**The exercise**
All of the material below is to be returned exactly.

**Stored rows**
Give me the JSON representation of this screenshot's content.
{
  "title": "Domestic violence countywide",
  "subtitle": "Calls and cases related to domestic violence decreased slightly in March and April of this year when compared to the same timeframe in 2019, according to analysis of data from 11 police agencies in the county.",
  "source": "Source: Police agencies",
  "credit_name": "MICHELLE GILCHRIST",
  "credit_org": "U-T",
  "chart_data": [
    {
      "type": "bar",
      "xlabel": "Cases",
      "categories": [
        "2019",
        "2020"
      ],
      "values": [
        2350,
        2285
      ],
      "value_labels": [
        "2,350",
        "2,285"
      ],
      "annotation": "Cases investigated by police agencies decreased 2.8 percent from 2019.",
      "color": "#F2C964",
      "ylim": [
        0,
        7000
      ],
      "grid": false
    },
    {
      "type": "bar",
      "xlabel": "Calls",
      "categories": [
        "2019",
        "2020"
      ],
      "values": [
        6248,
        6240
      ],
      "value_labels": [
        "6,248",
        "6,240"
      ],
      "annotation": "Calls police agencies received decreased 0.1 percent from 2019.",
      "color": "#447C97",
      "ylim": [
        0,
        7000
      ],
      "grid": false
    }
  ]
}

**Task response**
Give me the JSON representation of this screenshot's content.
{
  "title": "Domestic violence countywide",
  "subtitle": "Calls and cases related to domestic violence decreased slightly in March and April of this year when compared to the same timeframe in 2019, according to analysis of data from 11 police agencies in the county.",
  "source": "Source: Police agencies",
  "credit_name": "MICHELLE GILCHRIST",
  "credit_org": "U-T",
  "chart_data": [
    {
      "type": "bar",
      "xlabel": "Cases",
      "categories": [
        "2019",
        "2020"
      ],
      "values": [
        2350,
        2285
      ],
      "value_labels": [
        "2,350",
        "2,285"
      ],
      "annotation": "Cases investigated by police agencies decreased 2.8 percent from 2019.",
      "color": "#F2C964",
      "ylim": [
        0,
        7000
      ],
      "grid": false
    },
    {
      "type": "bar",
      "xlabel": "Calls",
      "categories": [
        "2019",
        "2020"
      ],
      "values": [
        6248,
        6240
      ],
      "value_labels": [
        "6,248",
        "6,240"
      ],
      "annotation": "Calls police agencies received decreased 0.1 percent from 2019.",
      "color": "#447C97",
      "ylim": [
        0,
        7000
      ],
      "grid": false
    }
  ]
}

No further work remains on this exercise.